[BEGIN]
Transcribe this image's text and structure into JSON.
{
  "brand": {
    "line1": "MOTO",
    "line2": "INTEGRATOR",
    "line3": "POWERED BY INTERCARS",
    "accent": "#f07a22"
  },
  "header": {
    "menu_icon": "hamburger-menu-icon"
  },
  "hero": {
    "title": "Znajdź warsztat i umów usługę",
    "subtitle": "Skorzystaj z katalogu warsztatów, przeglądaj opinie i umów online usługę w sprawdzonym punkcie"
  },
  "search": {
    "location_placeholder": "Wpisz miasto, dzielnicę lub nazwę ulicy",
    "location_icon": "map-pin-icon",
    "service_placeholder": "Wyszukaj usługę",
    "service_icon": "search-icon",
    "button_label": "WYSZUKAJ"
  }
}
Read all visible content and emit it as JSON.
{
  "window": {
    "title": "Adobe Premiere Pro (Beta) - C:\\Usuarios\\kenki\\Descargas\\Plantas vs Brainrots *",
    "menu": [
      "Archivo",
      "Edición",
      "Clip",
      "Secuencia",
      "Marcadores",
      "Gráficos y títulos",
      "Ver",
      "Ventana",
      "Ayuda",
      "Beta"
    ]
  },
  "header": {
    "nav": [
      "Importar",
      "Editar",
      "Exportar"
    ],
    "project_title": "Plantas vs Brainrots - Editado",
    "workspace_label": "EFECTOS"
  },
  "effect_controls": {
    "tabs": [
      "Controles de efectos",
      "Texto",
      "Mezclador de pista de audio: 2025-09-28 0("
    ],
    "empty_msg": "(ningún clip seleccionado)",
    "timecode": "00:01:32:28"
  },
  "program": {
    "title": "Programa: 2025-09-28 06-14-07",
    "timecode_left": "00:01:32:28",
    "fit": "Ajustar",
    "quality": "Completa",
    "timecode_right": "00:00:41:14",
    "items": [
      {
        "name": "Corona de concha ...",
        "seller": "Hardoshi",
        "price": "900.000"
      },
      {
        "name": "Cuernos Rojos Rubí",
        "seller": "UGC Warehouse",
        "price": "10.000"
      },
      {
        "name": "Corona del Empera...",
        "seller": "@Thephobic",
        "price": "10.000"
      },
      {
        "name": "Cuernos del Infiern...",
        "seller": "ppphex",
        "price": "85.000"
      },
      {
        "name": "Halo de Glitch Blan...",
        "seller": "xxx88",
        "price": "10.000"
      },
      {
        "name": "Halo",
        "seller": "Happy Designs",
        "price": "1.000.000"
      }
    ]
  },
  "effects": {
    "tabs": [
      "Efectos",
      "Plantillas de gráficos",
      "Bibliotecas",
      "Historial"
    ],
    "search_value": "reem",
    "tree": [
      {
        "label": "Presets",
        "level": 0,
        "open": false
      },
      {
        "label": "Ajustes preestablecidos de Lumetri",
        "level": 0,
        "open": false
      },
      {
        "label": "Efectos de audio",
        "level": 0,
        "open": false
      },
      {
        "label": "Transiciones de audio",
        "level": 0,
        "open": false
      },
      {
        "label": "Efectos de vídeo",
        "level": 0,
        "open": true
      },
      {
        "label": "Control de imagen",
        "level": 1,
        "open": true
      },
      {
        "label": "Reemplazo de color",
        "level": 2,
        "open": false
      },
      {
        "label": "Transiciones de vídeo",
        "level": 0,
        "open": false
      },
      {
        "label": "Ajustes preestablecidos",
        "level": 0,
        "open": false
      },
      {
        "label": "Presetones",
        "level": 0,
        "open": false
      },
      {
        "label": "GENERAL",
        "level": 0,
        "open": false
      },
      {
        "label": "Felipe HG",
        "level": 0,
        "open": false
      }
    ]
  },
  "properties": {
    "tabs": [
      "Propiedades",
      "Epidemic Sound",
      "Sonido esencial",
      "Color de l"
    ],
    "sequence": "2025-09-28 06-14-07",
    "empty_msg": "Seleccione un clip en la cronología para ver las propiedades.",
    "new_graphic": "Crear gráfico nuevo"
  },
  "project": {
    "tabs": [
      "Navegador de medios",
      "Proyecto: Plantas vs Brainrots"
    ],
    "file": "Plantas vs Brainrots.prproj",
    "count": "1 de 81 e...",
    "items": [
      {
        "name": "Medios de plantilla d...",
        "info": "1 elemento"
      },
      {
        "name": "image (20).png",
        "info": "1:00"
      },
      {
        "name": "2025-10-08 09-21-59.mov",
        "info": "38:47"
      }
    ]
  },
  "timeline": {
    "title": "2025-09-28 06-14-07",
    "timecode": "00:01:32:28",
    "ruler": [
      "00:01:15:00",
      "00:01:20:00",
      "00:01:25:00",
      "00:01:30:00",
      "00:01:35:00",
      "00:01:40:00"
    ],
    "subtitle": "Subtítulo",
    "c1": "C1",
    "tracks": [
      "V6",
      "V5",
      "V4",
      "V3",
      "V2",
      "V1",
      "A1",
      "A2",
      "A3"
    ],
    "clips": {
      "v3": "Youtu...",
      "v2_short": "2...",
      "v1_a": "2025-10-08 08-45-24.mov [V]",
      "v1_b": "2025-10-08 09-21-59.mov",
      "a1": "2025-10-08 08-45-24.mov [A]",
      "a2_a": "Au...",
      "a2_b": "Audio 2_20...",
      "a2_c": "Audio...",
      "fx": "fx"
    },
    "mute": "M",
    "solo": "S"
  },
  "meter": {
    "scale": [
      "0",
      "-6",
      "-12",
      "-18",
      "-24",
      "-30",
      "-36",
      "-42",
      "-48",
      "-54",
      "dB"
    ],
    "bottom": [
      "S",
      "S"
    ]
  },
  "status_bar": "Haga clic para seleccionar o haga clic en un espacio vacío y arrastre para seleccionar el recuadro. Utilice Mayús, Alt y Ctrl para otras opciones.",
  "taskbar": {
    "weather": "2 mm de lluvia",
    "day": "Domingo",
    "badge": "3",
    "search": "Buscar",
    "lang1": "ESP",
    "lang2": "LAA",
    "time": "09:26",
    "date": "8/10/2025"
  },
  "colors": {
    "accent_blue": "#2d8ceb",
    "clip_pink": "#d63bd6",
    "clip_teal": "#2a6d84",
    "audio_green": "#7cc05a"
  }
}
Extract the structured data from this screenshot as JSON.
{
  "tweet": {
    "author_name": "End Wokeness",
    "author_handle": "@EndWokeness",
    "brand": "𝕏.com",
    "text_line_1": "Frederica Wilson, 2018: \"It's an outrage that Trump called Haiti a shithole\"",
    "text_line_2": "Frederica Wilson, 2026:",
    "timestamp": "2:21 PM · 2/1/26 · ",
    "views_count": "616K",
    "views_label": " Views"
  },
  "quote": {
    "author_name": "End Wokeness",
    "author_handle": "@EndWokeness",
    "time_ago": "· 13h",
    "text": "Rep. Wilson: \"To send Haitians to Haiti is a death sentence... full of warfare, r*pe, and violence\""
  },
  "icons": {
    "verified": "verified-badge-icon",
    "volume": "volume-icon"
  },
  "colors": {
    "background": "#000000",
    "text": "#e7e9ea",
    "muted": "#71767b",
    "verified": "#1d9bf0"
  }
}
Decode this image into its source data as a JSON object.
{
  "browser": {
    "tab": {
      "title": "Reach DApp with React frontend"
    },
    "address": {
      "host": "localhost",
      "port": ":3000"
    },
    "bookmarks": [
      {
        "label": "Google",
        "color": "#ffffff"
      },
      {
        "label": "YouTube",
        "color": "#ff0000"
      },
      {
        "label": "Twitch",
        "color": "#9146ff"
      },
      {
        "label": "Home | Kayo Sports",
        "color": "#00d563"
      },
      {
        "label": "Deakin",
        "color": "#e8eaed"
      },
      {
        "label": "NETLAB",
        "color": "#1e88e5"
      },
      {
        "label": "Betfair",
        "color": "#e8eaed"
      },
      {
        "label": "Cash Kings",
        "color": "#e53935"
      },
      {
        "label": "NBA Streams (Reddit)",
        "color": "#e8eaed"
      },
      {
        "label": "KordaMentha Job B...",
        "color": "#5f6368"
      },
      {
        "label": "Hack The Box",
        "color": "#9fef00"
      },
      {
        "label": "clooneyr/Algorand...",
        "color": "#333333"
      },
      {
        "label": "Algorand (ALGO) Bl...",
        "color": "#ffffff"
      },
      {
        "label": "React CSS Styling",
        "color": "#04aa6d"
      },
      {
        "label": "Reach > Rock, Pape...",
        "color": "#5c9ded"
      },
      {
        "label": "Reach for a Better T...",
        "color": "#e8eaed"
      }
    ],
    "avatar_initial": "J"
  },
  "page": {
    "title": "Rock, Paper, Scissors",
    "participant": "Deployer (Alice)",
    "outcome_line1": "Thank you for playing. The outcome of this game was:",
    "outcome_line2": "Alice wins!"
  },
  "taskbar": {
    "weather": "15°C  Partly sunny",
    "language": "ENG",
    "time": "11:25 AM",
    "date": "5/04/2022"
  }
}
[END]
Compute the number of lines above that contain the string "data". Reply with that value only.

> **REPLY TO THE TASK**
2